▶ [SET TASK]:
Copy out every line of the records where the string "this" occurs.

▶ [LISTING]:
***

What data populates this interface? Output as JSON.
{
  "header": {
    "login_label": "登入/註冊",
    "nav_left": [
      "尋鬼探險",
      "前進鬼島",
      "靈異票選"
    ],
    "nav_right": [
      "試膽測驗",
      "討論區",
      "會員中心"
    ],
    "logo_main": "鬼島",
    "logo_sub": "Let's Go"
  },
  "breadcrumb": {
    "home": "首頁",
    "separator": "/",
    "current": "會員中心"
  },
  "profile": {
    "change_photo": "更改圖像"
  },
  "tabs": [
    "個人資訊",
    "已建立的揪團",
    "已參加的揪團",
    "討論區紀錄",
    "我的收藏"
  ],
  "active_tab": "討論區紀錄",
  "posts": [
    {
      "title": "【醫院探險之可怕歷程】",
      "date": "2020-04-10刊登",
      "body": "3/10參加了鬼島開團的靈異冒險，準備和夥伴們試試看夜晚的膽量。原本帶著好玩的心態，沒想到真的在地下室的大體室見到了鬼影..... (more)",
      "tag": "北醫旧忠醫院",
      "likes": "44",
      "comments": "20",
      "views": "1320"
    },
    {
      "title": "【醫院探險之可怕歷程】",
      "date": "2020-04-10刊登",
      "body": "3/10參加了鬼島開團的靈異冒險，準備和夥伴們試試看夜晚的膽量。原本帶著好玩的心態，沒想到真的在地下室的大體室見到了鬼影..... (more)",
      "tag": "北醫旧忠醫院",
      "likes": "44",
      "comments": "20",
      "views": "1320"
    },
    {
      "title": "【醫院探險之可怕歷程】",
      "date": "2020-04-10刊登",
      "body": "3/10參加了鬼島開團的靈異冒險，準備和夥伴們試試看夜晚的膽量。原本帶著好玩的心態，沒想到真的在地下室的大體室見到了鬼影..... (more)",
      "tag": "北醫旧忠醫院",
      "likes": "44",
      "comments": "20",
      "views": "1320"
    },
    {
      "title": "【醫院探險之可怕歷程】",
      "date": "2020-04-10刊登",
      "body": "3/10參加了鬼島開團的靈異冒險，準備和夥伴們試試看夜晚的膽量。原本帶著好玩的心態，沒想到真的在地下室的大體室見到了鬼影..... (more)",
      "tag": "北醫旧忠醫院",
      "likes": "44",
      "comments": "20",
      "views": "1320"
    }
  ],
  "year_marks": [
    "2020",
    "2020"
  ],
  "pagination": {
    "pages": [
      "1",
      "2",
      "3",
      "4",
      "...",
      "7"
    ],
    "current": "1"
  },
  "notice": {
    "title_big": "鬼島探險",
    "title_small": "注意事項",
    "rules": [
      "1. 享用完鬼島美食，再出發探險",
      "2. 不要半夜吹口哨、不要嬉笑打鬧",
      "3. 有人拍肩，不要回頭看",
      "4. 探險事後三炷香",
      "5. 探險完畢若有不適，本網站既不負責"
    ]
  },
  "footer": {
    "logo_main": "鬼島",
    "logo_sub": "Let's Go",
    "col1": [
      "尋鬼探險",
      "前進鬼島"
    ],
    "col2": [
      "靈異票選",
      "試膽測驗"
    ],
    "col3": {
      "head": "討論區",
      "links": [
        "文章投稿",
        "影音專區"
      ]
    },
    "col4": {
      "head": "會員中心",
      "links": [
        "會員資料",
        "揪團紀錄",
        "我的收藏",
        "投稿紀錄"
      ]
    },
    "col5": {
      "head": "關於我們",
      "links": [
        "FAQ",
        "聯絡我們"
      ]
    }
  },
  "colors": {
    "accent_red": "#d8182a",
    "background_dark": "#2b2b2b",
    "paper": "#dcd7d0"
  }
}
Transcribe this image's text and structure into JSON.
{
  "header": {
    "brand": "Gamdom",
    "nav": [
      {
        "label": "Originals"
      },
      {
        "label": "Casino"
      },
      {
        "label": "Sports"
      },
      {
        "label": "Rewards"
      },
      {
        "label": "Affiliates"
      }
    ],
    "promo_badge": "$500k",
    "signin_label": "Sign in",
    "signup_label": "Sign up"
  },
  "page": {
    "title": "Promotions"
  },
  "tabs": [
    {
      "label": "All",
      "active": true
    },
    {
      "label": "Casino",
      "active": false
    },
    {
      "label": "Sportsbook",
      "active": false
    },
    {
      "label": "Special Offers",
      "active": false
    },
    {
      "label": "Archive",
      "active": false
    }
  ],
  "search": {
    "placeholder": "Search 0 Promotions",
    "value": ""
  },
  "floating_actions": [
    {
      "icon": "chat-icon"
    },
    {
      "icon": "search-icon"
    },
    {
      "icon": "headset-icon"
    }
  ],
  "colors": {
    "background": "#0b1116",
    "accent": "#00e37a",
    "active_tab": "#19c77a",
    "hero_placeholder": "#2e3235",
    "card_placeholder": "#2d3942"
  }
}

***

▶ [RESPONSE TO THE TASK]:
What data populates this interface? Output as JSON.
Transcribe this image's text and structure into JSON.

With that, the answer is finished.